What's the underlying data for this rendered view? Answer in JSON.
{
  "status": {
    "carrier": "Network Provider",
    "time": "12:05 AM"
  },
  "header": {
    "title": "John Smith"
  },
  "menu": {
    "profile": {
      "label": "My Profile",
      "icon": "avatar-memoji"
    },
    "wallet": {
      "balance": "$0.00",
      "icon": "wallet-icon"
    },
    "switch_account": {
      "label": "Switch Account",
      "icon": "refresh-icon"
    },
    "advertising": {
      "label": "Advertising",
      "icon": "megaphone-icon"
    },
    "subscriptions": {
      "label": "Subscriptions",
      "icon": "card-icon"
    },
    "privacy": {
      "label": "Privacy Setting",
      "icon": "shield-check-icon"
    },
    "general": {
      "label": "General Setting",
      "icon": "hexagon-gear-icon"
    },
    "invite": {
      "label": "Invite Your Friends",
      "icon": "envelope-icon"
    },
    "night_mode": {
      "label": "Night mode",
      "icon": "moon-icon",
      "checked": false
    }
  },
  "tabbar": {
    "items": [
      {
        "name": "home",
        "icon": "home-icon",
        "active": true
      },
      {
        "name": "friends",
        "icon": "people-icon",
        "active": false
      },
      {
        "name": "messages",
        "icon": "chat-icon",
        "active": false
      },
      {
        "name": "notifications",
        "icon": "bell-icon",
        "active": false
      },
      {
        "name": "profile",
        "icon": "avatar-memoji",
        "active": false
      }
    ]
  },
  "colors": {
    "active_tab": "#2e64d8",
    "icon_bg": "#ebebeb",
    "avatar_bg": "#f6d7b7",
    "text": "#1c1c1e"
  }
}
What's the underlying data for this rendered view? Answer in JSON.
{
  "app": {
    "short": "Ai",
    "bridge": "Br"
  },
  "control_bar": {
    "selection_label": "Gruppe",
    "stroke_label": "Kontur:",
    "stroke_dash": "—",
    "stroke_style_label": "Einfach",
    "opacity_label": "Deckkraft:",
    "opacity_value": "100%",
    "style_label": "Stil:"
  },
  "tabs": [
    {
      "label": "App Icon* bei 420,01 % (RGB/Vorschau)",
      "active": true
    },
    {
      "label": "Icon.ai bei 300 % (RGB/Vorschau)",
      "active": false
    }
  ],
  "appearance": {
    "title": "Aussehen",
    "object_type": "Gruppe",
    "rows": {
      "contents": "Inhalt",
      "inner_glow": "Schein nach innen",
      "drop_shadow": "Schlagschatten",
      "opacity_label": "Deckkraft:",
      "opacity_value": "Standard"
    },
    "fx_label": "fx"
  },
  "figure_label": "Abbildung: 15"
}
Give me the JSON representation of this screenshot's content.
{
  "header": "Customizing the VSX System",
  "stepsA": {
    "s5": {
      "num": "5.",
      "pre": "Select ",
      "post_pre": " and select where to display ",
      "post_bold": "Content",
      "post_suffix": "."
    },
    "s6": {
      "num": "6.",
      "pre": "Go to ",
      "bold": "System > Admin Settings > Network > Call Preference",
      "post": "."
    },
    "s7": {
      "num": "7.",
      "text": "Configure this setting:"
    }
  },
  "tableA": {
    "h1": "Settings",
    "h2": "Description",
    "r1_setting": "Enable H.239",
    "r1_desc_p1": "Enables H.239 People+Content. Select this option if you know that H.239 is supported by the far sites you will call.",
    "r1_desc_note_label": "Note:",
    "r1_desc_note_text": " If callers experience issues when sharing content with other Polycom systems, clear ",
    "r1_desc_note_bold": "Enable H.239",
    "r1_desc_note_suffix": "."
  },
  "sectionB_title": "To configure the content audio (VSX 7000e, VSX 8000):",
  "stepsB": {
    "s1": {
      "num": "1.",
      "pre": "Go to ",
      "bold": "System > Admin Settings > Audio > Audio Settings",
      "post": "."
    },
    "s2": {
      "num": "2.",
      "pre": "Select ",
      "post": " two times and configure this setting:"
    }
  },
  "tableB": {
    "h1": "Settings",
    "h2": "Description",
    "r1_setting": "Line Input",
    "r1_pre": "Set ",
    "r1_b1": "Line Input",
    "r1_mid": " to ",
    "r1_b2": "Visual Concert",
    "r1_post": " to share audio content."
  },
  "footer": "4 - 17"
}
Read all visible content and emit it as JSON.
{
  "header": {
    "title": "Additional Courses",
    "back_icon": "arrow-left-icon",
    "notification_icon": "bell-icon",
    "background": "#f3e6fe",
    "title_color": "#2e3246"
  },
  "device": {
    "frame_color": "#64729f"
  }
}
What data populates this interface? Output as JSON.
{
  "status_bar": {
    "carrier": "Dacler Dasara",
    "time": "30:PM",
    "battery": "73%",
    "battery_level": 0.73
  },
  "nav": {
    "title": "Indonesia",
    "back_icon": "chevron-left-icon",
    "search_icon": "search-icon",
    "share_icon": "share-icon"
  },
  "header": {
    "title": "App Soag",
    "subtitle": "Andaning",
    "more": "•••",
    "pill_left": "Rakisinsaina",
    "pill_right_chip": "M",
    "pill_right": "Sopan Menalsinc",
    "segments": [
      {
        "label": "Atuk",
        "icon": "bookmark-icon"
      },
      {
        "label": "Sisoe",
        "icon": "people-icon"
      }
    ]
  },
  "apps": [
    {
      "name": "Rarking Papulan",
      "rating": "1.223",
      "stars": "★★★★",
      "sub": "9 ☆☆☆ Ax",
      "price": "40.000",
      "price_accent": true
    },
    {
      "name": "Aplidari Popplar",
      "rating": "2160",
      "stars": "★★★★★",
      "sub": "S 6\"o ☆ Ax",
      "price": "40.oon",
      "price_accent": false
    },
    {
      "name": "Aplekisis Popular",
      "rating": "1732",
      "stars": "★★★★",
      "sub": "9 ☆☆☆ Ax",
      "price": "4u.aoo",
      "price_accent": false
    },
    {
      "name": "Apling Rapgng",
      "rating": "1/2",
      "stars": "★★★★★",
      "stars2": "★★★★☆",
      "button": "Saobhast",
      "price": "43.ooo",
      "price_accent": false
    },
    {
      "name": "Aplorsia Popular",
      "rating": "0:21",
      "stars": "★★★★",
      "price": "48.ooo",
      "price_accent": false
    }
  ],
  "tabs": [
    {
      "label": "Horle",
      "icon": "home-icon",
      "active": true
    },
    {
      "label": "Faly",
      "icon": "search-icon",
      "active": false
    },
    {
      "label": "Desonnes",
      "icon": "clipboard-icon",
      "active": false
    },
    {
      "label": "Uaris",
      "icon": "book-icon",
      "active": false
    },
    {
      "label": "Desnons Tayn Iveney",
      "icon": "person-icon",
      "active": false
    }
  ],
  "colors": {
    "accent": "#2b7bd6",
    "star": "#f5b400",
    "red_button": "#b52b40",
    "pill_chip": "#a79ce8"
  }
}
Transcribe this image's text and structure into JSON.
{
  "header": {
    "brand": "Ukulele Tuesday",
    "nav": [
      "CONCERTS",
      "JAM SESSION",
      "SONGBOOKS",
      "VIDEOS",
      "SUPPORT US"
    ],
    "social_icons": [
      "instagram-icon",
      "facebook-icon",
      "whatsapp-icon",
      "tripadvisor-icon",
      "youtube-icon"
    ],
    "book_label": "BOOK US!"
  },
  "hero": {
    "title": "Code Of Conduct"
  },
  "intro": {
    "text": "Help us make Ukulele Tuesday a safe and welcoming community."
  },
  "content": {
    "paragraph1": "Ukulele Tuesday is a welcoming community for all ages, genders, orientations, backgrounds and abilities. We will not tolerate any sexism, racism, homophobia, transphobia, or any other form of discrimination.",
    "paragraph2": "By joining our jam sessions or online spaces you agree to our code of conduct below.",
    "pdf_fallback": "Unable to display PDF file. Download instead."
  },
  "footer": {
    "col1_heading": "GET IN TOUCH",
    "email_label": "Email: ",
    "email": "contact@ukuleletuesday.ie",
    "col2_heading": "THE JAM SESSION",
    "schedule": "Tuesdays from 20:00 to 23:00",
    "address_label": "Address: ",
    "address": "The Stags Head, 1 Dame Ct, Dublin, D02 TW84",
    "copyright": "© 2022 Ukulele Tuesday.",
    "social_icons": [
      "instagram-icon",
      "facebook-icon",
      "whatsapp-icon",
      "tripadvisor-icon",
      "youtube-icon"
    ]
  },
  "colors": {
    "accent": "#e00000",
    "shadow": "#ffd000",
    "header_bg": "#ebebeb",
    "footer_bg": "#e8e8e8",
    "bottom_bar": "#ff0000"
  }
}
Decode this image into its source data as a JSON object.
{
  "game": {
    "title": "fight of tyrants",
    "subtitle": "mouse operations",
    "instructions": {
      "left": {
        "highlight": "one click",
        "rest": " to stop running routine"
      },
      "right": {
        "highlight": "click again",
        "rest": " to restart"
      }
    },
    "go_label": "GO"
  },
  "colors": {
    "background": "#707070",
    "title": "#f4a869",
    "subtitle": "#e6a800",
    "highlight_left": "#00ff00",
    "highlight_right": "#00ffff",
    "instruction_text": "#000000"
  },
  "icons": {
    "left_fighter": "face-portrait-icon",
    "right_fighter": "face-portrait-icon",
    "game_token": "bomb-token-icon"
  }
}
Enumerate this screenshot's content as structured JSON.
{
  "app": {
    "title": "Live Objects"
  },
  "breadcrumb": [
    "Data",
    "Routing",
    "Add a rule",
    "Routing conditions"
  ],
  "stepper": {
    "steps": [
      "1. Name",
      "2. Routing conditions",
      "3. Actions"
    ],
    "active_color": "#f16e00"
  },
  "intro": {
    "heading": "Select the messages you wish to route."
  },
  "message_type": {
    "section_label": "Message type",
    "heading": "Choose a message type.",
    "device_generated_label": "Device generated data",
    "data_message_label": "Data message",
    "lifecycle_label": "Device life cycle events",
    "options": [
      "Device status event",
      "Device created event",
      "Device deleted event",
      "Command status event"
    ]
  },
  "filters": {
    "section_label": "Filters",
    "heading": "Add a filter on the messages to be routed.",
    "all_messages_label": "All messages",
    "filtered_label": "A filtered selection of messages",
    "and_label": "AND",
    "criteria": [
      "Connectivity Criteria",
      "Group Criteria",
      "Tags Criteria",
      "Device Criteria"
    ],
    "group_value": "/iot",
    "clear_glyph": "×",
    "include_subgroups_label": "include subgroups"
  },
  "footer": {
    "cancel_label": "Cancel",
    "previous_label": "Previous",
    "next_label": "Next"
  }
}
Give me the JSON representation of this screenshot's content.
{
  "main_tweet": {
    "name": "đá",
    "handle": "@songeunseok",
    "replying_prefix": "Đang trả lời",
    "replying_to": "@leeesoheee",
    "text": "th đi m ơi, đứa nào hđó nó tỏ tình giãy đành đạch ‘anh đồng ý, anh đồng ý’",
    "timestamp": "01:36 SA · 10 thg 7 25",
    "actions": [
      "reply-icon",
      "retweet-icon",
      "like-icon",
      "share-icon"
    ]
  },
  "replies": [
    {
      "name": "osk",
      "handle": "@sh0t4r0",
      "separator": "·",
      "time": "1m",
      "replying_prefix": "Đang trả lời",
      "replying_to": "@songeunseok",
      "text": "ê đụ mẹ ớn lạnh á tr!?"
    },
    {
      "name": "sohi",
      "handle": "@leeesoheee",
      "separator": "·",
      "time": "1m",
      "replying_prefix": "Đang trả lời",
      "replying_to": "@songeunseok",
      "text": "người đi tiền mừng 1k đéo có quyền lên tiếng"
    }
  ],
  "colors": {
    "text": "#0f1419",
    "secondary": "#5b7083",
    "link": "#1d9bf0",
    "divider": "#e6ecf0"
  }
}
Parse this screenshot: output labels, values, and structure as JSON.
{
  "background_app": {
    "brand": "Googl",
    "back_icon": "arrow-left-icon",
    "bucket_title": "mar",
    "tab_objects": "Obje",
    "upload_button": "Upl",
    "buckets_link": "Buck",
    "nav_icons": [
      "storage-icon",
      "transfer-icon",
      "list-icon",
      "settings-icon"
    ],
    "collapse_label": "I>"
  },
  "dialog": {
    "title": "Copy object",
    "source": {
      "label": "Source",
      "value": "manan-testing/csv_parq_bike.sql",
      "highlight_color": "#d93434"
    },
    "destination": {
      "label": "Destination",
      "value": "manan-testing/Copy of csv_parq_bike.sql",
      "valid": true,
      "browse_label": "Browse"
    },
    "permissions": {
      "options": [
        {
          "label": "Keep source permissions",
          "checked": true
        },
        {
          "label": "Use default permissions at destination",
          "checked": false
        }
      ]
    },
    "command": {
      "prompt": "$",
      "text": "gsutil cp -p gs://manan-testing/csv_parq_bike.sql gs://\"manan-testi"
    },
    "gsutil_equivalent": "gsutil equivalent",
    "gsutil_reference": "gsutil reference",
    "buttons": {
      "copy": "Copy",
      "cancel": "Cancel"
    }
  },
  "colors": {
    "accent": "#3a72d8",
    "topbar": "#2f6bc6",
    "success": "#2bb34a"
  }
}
-=-=-
**OBJECTIVE**
Find each line holding "testing". Copy it out.

**TASK RESPONSE**
      "value": "manan-testing/csv_parq_bike.sql",
      "value": "manan-testing/Copy of csv_parq_bike.sql",
      "text": "gsutil cp -p gs://manan-testing/csv_parq_bike.sql gs://\"manan-testi"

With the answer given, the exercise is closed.